### What you have to do
Write out each line beneath this one exactly as it reads.

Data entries

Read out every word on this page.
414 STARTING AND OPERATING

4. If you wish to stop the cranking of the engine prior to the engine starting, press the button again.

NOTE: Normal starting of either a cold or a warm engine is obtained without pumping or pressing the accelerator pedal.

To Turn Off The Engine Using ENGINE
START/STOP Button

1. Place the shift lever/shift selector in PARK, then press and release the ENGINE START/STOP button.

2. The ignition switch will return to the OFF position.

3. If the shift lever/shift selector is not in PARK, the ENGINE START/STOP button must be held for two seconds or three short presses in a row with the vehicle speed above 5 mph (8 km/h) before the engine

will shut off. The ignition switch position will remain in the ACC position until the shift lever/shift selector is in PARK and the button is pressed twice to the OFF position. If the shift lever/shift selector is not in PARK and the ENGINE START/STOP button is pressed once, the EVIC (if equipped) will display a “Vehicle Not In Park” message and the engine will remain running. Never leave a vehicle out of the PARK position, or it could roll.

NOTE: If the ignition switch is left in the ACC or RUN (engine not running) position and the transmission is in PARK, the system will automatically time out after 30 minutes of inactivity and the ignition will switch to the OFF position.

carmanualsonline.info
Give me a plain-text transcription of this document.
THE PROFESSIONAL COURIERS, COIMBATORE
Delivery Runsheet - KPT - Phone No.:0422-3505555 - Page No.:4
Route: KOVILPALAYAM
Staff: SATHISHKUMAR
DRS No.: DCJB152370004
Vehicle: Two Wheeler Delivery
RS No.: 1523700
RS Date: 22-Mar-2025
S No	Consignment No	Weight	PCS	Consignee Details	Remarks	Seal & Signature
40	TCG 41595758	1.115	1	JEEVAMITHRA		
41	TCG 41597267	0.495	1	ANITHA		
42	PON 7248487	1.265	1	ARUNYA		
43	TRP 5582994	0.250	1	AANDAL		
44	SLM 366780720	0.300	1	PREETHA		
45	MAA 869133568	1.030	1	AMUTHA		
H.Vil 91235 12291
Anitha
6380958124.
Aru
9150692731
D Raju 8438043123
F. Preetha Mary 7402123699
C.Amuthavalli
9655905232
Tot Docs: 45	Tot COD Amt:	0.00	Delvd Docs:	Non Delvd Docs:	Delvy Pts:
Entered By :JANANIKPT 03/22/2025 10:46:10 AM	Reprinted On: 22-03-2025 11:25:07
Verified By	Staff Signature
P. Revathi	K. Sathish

### Result for this task
Read out every word on this page.
414 STARTING AND OPERATING

4. If you wish to stop the cranking of the engine prior to the engine starting, press the button again.

NOTE: Normal starting of either a cold or a warm engine is obtained without pumping or pressing the accelerator pedal.

To Turn Off The Engine Using ENGINE
START/STOP Button

1. Place the shift lever/shift selector in PARK, then press and release the ENGINE START/STOP button.

2. The ignition switch will return to the OFF position.

3. If the shift lever/shift selector is not in PARK, the ENGINE START/STOP button must be held for two seconds or three short presses in a row with the vehicle speed above 5 mph (8 km/h) before the engine

will shut off. The ignition switch position will remain in the ACC position until the shift lever/shift selector is in PARK and the button is pressed twice to the OFF position. If the shift lever/shift selector is not in PARK and the ENGINE START/STOP button is pressed once, the EVIC (if equipped) will display a “Vehicle Not In Park” message and the engine will remain running. Never leave a vehicle out of the PARK position, or it could roll.

NOTE: If the ignition switch is left in the ACC or RUN (engine not running) position and the transmission is in PARK, the system will automatically time out after 30 minutes of inactivity and the ignition will switch to the OFF position.

carmanualsonline.info
Give me a plain-text transcription of this document.
THE PROFESSIONAL COURIERS, COIMBATORE
Delivery Runsheet - KPT - Phone No.:0422-3505555 - Page No.:4
Route: KOVILPALAYAM
Staff: SATHISHKUMAR
DRS No.: DCJB152370004
Vehicle: Two Wheeler Delivery
RS No.: 1523700
RS Date: 22-Mar-2025
S No	Consignment No	Weight	PCS	Consignee Details	Remarks	Seal & Signature
40	TCG 41595758	1.115	1	JEEVAMITHRA		
41	TCG 41597267	0.495	1	ANITHA		
42	PON 7248487	1.265	1	ARUNYA		
43	TRP 5582994	0.250	1	AANDAL		
44	SLM 366780720	0.300	1	PREETHA		
45	MAA 869133568	1.030	1	AMUTHA		
H.Vil 91235 12291
Anitha
6380958124.
Aru
9150692731
D Raju 8438043123
F. Preetha Mary 7402123699
C.Amuthavalli
9655905232
Tot Docs: 45	Tot COD Amt:	0.00	Delvd Docs:	Non Delvd Docs:	Delvy Pts:
Entered By :JANANIKPT 03/22/2025 10:46:10 AM	Reprinted On: 22-03-2025 11:25:07
Verified By	Staff Signature
P. Revathi	K. Sathish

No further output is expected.